- _TASK DETAILS_: Copy out each line of the material in which the word "Belts" appears.

━━ RECORDS SUPPLIED ━━

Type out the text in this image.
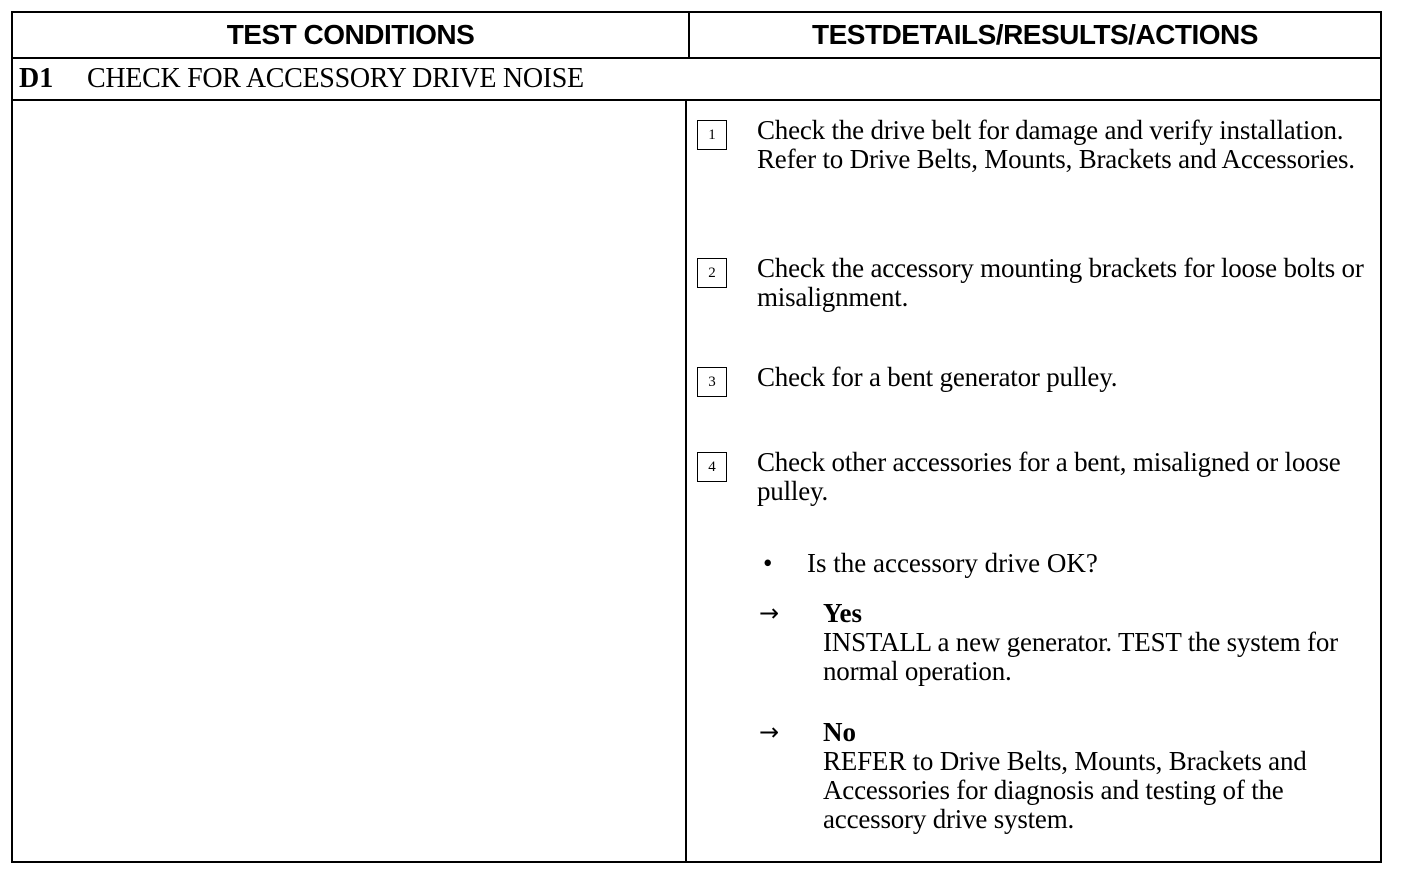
TEST CONDITIONS	TESTDETAILS/RESULTS/ACTIONS
D1	CHECK FOR ACCESSORY DRIVE NOISE
1	Check the drive belt for damage and verify installation. Refer to Drive Belts, Mounts, Brackets and Accessories.
2	Check the accessory mounting brackets for loose bolts or misalignment.
3	Check for a bent generator pulley.
4	Check other accessories for a bent, misaligned or loose pulley.
• Is the accessory drive OK?
→ Yes
INSTALL a new generator. TEST the system for normal operation.
→ No
REFER to Drive Belts, Mounts, Brackets and Accessories for diagnosis and testing of the accessory drive system.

━━━

- _THE COMPLETED TASK_:
1	Check the drive belt for damage and verify installation. Refer to Drive Belts, Mounts, Brackets and Accessories.
REFER to Drive Belts, Mounts, Brackets and Accessories for diagnosis and testing of the accessory drive system.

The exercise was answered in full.